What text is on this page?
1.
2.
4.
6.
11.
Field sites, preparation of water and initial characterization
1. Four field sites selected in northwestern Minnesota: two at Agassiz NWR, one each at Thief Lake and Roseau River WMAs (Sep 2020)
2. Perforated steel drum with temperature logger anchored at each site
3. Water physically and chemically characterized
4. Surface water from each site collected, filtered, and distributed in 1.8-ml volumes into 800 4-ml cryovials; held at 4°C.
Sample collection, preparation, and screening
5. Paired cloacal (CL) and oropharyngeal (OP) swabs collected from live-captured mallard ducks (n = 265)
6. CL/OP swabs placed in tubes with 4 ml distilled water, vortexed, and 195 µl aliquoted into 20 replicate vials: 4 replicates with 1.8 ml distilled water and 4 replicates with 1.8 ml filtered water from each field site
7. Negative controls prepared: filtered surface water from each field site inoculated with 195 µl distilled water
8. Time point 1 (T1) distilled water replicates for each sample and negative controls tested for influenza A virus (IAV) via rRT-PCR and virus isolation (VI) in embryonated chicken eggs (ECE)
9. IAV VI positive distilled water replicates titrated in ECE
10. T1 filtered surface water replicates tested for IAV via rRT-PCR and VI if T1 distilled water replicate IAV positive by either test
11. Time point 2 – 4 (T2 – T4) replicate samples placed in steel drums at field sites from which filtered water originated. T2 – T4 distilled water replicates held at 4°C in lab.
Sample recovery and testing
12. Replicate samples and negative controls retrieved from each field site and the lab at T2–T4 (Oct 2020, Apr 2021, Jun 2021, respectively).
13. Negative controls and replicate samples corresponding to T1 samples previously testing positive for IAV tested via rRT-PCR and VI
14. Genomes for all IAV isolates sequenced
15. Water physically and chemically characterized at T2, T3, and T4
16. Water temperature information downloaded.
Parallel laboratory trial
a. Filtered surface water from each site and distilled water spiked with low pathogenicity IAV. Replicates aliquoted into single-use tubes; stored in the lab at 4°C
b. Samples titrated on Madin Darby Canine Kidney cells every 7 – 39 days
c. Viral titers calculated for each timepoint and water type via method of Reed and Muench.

Problem requirements. An exact copy of every record is needed; write it out in full.

Your response.
What text is on this page?
1.
2.
4.
6.
11.
Field sites, preparation of water and initial characterization
1. Four field sites selected in northwestern Minnesota: two at Agassiz NWR, one each at Thief Lake and Roseau River WMAs (Sep 2020)
2. Perforated steel drum with temperature logger anchored at each site
3. Water physically and chemically characterized
4. Surface water from each site collected, filtered, and distributed in 1.8-ml volumes into 800 4-ml cryovials; held at 4°C.
Sample collection, preparation, and screening
5. Paired cloacal (CL) and oropharyngeal (OP) swabs collected from live-captured mallard ducks (n = 265)
6. CL/OP swabs placed in tubes with 4 ml distilled water, vortexed, and 195 µl aliquoted into 20 replicate vials: 4 replicates with 1.8 ml distilled water and 4 replicates with 1.8 ml filtered water from each field site
7. Negative controls prepared: filtered surface water from each field site inoculated with 195 µl distilled water
8. Time point 1 (T1) distilled water replicates for each sample and negative controls tested for influenza A virus (IAV) via rRT-PCR and virus isolation (VI) in embryonated chicken eggs (ECE)
9. IAV VI positive distilled water replicates titrated in ECE
10. T1 filtered surface water replicates tested for IAV via rRT-PCR and VI if T1 distilled water replicate IAV positive by either test
11. Time point 2 – 4 (T2 – T4) replicate samples placed in steel drums at field sites from which filtered water originated. T2 – T4 distilled water replicates held at 4°C in lab.
Sample recovery and testing
12. Replicate samples and negative controls retrieved from each field site and the lab at T2–T4 (Oct 2020, Apr 2021, Jun 2021, respectively).
13. Negative controls and replicate samples corresponding to T1 samples previously testing positive for IAV tested via rRT-PCR and VI
14. Genomes for all IAV isolates sequenced
15. Water physically and chemically characterized at T2, T3, and T4
16. Water temperature information downloaded.
Parallel laboratory trial
a. Filtered surface water from each site and distilled water spiked with low pathogenicity IAV. Replicates aliquoted into single-use tubes; stored in the lab at 4°C
b. Samples titrated on Madin Darby Canine Kidney cells every 7 – 39 days
c. Viral titers calculated for each timepoint and water type via method of Reed and Muench.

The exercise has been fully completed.